— WHAT NEEDS TO BE DONE —
For each line of the data below that holds "JSON", copy the line.

(Figure dataset records)
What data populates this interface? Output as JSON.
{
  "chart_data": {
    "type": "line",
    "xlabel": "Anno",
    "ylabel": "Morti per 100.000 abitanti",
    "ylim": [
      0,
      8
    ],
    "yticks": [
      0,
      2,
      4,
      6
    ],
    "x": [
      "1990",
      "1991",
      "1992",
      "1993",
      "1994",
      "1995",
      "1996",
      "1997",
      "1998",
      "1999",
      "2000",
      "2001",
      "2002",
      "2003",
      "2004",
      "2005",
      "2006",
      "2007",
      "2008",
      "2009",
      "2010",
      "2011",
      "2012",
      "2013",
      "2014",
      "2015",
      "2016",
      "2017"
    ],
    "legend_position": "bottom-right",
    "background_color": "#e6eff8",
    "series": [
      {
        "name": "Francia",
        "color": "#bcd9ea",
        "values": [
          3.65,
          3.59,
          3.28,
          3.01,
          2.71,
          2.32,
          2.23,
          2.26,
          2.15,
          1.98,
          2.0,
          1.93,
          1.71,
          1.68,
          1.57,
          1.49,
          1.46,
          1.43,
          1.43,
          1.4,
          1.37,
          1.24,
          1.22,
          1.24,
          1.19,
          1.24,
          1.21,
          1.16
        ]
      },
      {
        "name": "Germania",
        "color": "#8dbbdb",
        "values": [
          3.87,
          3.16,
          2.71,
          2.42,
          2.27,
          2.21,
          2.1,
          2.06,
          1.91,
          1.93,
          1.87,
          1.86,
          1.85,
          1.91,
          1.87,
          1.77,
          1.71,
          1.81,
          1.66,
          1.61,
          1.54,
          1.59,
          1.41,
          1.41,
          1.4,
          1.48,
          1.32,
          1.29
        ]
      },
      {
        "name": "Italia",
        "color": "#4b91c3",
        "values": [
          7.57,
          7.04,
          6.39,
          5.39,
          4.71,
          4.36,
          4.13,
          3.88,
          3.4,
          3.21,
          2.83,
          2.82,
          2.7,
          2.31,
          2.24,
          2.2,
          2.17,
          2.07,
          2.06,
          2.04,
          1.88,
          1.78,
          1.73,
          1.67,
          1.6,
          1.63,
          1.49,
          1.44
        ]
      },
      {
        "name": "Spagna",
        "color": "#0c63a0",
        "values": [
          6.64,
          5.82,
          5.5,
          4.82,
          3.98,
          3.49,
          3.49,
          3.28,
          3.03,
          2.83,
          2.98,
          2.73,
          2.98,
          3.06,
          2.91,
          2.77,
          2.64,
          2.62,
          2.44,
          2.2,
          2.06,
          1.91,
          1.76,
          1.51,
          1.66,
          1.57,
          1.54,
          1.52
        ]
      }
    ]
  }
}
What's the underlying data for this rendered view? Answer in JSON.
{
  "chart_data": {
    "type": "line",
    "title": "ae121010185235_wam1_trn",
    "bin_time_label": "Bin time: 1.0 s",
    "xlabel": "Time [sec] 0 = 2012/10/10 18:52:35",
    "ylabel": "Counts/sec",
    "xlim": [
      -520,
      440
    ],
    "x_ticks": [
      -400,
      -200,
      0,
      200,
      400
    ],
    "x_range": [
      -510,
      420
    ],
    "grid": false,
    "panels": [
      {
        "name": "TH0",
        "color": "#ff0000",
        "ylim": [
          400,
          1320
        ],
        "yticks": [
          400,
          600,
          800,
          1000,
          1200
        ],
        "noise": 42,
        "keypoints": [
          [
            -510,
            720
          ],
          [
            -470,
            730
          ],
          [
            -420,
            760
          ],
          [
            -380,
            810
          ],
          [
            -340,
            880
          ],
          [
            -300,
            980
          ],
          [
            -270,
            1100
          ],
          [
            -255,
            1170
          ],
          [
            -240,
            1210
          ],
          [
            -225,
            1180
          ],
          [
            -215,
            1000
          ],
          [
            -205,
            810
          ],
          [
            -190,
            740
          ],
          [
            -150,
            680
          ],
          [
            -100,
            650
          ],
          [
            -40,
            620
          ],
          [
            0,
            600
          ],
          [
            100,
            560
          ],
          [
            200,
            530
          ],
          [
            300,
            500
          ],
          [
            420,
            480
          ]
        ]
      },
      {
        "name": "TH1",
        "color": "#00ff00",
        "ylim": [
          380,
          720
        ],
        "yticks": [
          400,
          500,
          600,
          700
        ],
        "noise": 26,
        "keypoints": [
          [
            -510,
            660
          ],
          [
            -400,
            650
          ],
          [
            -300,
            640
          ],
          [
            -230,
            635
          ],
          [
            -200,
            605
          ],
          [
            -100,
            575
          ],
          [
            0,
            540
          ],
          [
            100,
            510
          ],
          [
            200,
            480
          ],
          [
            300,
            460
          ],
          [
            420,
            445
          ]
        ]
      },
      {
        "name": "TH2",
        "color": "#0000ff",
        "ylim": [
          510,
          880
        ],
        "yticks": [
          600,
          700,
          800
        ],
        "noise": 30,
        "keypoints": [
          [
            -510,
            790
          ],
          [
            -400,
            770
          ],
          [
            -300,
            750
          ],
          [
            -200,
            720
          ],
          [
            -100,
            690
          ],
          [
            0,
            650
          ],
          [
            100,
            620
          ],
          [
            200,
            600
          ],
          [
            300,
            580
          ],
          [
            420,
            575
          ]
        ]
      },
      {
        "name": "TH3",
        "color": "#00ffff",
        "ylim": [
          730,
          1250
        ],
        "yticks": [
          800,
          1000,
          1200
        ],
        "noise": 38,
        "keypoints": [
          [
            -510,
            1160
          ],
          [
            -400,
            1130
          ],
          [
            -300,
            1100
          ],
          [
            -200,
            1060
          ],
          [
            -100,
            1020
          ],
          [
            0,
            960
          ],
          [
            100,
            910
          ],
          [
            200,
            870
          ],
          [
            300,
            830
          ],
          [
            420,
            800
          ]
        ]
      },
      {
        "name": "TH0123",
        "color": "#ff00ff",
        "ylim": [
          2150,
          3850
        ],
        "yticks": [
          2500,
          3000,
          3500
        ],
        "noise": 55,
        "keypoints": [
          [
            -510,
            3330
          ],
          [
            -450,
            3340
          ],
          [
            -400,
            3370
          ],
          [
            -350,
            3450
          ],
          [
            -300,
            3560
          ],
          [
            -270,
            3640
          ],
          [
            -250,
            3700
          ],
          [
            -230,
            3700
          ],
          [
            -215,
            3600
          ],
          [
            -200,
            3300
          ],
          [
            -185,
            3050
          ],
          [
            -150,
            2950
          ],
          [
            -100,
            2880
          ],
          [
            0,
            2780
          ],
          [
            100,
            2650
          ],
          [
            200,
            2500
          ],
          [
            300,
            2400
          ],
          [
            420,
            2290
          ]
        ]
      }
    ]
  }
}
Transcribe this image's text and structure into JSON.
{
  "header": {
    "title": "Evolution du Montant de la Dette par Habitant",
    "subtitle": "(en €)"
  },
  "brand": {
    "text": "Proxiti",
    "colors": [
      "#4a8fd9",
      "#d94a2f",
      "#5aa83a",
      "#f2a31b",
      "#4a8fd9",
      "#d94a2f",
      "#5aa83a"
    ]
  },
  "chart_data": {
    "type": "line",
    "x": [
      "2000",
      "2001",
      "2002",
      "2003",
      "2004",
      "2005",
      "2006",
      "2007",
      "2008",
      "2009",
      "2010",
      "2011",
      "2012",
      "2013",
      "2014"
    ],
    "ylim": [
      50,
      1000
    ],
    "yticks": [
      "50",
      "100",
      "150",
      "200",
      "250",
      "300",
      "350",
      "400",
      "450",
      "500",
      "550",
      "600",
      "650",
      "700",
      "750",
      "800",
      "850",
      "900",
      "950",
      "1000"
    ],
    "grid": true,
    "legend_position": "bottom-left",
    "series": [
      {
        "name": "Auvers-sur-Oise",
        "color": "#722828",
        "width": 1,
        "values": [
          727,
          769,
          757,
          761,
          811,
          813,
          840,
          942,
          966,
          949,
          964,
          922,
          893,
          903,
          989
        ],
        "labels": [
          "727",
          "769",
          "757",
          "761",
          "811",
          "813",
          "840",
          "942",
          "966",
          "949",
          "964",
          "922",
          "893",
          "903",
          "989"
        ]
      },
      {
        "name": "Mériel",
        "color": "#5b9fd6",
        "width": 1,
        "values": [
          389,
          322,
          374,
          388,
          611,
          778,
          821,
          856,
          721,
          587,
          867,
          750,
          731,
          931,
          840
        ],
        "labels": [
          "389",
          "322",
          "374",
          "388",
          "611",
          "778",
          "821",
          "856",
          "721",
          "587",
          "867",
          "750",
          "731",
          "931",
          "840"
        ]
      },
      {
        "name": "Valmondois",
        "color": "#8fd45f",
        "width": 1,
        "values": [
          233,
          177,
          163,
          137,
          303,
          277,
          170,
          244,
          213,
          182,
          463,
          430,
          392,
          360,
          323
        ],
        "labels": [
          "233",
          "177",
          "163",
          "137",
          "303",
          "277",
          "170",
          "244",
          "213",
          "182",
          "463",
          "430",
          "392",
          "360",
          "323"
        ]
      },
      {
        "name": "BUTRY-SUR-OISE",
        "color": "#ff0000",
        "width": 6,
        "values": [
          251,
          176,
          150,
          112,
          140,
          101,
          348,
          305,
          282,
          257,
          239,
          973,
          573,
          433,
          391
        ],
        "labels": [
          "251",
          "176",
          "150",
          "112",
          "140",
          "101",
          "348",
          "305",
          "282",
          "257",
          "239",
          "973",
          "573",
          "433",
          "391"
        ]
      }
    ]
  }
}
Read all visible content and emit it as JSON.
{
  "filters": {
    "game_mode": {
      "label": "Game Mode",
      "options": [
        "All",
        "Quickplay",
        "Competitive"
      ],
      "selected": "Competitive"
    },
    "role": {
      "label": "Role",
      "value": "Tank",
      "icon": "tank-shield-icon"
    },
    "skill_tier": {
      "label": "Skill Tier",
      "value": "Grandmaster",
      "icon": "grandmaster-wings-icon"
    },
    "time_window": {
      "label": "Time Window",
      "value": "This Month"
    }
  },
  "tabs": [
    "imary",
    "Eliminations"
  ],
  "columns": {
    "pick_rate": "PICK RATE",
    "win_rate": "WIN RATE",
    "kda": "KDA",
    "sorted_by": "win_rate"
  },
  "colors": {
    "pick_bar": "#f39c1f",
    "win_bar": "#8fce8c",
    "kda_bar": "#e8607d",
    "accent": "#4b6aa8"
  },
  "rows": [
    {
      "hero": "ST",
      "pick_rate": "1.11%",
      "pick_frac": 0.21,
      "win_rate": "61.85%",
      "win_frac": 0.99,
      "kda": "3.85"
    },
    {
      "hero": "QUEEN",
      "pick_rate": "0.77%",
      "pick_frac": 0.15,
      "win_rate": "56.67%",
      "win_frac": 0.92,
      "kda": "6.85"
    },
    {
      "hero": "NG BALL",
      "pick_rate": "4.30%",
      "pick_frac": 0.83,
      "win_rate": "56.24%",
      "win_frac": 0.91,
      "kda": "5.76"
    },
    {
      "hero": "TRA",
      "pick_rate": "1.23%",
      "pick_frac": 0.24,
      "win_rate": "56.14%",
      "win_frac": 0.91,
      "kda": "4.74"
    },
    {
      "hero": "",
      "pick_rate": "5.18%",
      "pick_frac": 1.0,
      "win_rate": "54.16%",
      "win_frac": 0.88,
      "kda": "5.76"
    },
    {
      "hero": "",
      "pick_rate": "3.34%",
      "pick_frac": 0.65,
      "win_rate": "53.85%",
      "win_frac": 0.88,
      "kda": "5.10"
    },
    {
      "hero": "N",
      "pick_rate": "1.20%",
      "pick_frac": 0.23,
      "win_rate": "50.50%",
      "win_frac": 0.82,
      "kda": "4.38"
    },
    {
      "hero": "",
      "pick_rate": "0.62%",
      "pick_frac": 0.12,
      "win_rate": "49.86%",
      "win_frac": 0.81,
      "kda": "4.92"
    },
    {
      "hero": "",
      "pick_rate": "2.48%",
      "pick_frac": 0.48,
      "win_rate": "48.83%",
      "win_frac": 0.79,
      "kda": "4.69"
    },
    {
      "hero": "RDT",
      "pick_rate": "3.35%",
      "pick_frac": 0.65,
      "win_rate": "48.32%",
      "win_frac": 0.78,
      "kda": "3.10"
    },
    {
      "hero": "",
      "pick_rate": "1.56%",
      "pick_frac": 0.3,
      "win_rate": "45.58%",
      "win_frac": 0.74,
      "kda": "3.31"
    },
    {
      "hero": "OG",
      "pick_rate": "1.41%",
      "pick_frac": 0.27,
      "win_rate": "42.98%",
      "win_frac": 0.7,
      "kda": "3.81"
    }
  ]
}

— RESULT FOR THIS TASK —
What data populates this interface? Output as JSON.
What's the underlying data for this rendered view? Answer in JSON.
Transcribe this image's text and structure into JSON.
Read all visible content and emit it as JSON.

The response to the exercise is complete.